→ Directions for this task
Exact duplicates of all the records are needed.

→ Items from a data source
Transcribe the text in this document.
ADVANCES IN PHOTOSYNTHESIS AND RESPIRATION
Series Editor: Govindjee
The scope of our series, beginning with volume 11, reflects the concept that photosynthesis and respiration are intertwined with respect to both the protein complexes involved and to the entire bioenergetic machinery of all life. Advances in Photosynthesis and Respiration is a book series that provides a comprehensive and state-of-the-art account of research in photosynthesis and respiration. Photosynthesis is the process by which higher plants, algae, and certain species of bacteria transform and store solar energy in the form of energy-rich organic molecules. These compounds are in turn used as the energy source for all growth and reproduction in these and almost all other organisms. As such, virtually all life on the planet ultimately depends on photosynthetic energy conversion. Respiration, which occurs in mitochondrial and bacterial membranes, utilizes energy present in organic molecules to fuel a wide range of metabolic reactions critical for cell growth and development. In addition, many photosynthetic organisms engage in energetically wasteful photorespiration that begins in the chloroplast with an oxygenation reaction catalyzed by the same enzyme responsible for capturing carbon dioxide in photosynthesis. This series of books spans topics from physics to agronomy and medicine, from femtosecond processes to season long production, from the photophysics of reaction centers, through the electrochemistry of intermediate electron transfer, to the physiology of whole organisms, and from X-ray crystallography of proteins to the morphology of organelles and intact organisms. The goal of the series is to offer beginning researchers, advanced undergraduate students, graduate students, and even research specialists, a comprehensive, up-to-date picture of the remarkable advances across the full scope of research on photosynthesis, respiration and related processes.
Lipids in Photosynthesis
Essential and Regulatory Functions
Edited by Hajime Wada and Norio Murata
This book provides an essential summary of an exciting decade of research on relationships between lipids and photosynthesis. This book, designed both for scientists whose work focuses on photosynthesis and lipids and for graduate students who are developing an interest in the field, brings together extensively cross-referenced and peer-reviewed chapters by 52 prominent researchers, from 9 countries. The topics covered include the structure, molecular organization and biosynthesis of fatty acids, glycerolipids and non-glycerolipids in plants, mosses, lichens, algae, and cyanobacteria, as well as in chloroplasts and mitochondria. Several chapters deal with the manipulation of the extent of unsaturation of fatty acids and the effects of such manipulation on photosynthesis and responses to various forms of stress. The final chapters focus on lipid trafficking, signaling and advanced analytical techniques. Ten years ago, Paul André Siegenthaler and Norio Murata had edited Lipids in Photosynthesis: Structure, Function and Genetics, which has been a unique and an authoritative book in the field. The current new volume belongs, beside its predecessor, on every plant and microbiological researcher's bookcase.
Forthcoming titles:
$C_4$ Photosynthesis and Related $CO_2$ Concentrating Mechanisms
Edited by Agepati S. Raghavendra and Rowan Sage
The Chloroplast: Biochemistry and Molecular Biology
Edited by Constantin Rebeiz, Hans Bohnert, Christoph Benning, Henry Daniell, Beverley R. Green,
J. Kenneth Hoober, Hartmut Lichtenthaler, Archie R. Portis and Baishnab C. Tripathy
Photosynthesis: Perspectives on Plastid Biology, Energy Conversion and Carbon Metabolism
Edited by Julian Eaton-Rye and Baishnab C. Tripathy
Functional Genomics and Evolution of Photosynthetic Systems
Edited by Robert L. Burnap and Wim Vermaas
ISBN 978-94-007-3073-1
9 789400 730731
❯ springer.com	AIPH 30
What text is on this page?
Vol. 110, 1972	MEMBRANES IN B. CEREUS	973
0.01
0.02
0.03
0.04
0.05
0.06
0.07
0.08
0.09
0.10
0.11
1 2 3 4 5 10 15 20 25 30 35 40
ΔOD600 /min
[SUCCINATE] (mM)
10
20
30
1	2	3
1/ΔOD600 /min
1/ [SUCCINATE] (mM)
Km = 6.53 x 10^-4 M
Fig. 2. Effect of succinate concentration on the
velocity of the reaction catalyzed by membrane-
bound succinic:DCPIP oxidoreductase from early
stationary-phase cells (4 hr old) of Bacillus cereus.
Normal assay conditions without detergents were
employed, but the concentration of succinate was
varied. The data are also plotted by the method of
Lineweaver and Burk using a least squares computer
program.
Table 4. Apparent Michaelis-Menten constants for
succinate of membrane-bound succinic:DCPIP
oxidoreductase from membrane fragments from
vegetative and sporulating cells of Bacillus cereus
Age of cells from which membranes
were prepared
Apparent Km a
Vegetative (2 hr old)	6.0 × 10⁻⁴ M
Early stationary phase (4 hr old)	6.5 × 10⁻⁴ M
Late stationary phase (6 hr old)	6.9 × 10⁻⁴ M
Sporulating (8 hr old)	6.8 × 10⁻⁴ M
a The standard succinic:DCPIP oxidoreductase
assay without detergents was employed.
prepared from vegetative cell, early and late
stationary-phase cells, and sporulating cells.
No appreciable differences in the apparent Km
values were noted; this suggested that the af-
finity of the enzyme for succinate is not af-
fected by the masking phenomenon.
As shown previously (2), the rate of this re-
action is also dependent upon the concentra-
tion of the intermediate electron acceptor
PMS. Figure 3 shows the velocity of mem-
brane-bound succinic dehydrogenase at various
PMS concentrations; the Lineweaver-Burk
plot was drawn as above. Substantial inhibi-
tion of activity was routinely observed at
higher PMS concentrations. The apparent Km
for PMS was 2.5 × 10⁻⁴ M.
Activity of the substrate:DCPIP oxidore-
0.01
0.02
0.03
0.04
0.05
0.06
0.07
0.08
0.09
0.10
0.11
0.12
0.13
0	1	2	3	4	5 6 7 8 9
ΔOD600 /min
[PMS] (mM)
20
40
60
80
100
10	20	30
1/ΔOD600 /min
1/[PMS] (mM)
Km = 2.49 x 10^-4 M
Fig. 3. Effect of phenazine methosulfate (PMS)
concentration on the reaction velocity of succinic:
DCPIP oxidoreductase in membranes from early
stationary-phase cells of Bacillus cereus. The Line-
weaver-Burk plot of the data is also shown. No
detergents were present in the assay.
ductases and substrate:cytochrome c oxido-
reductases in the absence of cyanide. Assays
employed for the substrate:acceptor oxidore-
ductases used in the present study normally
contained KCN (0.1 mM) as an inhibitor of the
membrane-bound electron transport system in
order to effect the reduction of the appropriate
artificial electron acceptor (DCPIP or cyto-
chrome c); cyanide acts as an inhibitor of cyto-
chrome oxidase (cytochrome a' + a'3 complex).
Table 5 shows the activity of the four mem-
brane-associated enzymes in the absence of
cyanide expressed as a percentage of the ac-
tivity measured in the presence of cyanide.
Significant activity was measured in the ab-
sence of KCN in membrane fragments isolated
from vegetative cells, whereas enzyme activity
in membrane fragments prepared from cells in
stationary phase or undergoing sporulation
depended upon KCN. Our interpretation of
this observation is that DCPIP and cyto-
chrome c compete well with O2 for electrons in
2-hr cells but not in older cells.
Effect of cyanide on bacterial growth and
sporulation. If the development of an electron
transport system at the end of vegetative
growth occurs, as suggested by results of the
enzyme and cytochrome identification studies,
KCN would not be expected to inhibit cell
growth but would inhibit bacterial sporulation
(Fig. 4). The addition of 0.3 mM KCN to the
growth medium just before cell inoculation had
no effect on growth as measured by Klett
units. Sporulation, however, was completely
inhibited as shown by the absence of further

→ Task output
Transcribe the text in this document.
ADVANCES IN PHOTOSYNTHESIS AND RESPIRATION
Series Editor: Govindjee
The scope of our series, beginning with volume 11, reflects the concept that photosynthesis and respiration are intertwined with respect to both the protein complexes involved and to the entire bioenergetic machinery of all life. Advances in Photosynthesis and Respiration is a book series that provides a comprehensive and state-of-the-art account of research in photosynthesis and respiration. Photosynthesis is the process by which higher plants, algae, and certain species of bacteria transform and store solar energy in the form of energy-rich organic molecules. These compounds are in turn used as the energy source for all growth and reproduction in these and almost all other organisms. As such, virtually all life on the planet ultimately depends on photosynthetic energy conversion. Respiration, which occurs in mitochondrial and bacterial membranes, utilizes energy present in organic molecules to fuel a wide range of metabolic reactions critical for cell growth and development. In addition, many photosynthetic organisms engage in energetically wasteful photorespiration that begins in the chloroplast with an oxygenation reaction catalyzed by the same enzyme responsible for capturing carbon dioxide in photosynthesis. This series of books spans topics from physics to agronomy and medicine, from femtosecond processes to season long production, from the photophysics of reaction centers, through the electrochemistry of intermediate electron transfer, to the physiology of whole organisms, and from X-ray crystallography of proteins to the morphology of organelles and intact organisms. The goal of the series is to offer beginning researchers, advanced undergraduate students, graduate students, and even research specialists, a comprehensive, up-to-date picture of the remarkable advances across the full scope of research on photosynthesis, respiration and related processes.
Lipids in Photosynthesis
Essential and Regulatory Functions
Edited by Hajime Wada and Norio Murata
This book provides an essential summary of an exciting decade of research on relationships between lipids and photosynthesis. This book, designed both for scientists whose work focuses on photosynthesis and lipids and for graduate students who are developing an interest in the field, brings together extensively cross-referenced and peer-reviewed chapters by 52 prominent researchers, from 9 countries. The topics covered include the structure, molecular organization and biosynthesis of fatty acids, glycerolipids and non-glycerolipids in plants, mosses, lichens, algae, and cyanobacteria, as well as in chloroplasts and mitochondria. Several chapters deal with the manipulation of the extent of unsaturation of fatty acids and the effects of such manipulation on photosynthesis and responses to various forms of stress. The final chapters focus on lipid trafficking, signaling and advanced analytical techniques. Ten years ago, Paul André Siegenthaler and Norio Murata had edited Lipids in Photosynthesis: Structure, Function and Genetics, which has been a unique and an authoritative book in the field. The current new volume belongs, beside its predecessor, on every plant and microbiological researcher's bookcase.
Forthcoming titles:
$C_4$ Photosynthesis and Related $CO_2$ Concentrating Mechanisms
Edited by Agepati S. Raghavendra and Rowan Sage
The Chloroplast: Biochemistry and Molecular Biology
Edited by Constantin Rebeiz, Hans Bohnert, Christoph Benning, Henry Daniell, Beverley R. Green,
J. Kenneth Hoober, Hartmut Lichtenthaler, Archie R. Portis and Baishnab C. Tripathy
Photosynthesis: Perspectives on Plastid Biology, Energy Conversion and Carbon Metabolism
Edited by Julian Eaton-Rye and Baishnab C. Tripathy
Functional Genomics and Evolution of Photosynthetic Systems
Edited by Robert L. Burnap and Wim Vermaas
ISBN 978-94-007-3073-1
9 789400 730731
❯ springer.com	AIPH 30
What text is on this page?
Vol. 110, 1972	MEMBRANES IN B. CEREUS	973
0.01
0.02
0.03
0.04
0.05
0.06
0.07
0.08
0.09
0.10
0.11
1 2 3 4 5 10 15 20 25 30 35 40
ΔOD600 /min
[SUCCINATE] (mM)
10
20
30
1	2	3
1/ΔOD600 /min
1/ [SUCCINATE] (mM)
Km = 6.53 x 10^-4 M
Fig. 2. Effect of succinate concentration on the
velocity of the reaction catalyzed by membrane-
bound succinic:DCPIP oxidoreductase from early
stationary-phase cells (4 hr old) of Bacillus cereus.
Normal assay conditions without detergents were
employed, but the concentration of succinate was
varied. The data are also plotted by the method of
Lineweaver and Burk using a least squares computer
program.
Table 4. Apparent Michaelis-Menten constants for
succinate of membrane-bound succinic:DCPIP
oxidoreductase from membrane fragments from
vegetative and sporulating cells of Bacillus cereus
Age of cells from which membranes
were prepared
Apparent Km a
Vegetative (2 hr old)	6.0 × 10⁻⁴ M
Early stationary phase (4 hr old)	6.5 × 10⁻⁴ M
Late stationary phase (6 hr old)	6.9 × 10⁻⁴ M
Sporulating (8 hr old)	6.8 × 10⁻⁴ M
a The standard succinic:DCPIP oxidoreductase
assay without detergents was employed.
prepared from vegetative cell, early and late
stationary-phase cells, and sporulating cells.
No appreciable differences in the apparent Km
values were noted; this suggested that the af-
finity of the enzyme for succinate is not af-
fected by the masking phenomenon.
As shown previously (2), the rate of this re-
action is also dependent upon the concentra-
tion of the intermediate electron acceptor
PMS. Figure 3 shows the velocity of mem-
brane-bound succinic dehydrogenase at various
PMS concentrations; the Lineweaver-Burk
plot was drawn as above. Substantial inhibi-
tion of activity was routinely observed at
higher PMS concentrations. The apparent Km
for PMS was 2.5 × 10⁻⁴ M.
Activity of the substrate:DCPIP oxidore-
0.01
0.02
0.03
0.04
0.05
0.06
0.07
0.08
0.09
0.10
0.11
0.12
0.13
0	1	2	3	4	5 6 7 8 9
ΔOD600 /min
[PMS] (mM)
20
40
60
80
100
10	20	30
1/ΔOD600 /min
1/[PMS] (mM)
Km = 2.49 x 10^-4 M
Fig. 3. Effect of phenazine methosulfate (PMS)
concentration on the reaction velocity of succinic:
DCPIP oxidoreductase in membranes from early
stationary-phase cells of Bacillus cereus. The Line-
weaver-Burk plot of the data is also shown. No
detergents were present in the assay.
ductases and substrate:cytochrome c oxido-
reductases in the absence of cyanide. Assays
employed for the substrate:acceptor oxidore-
ductases used in the present study normally
contained KCN (0.1 mM) as an inhibitor of the
membrane-bound electron transport system in
order to effect the reduction of the appropriate
artificial electron acceptor (DCPIP or cyto-
chrome c); cyanide acts as an inhibitor of cyto-
chrome oxidase (cytochrome a' + a'3 complex).
Table 5 shows the activity of the four mem-
brane-associated enzymes in the absence of
cyanide expressed as a percentage of the ac-
tivity measured in the presence of cyanide.
Significant activity was measured in the ab-
sence of KCN in membrane fragments isolated
from vegetative cells, whereas enzyme activity
in membrane fragments prepared from cells in
stationary phase or undergoing sporulation
depended upon KCN. Our interpretation of
this observation is that DCPIP and cyto-
chrome c compete well with O2 for electrons in
2-hr cells but not in older cells.
Effect of cyanide on bacterial growth and
sporulation. If the development of an electron
transport system at the end of vegetative
growth occurs, as suggested by results of the
enzyme and cytochrome identification studies,
KCN would not be expected to inhibit cell
growth but would inhibit bacterial sporulation
(Fig. 4). The addition of 0.3 mM KCN to the
growth medium just before cell inoculation had
no effect on growth as measured by Klett
units. Sporulation, however, was completely
inhibited as shown by the absence of further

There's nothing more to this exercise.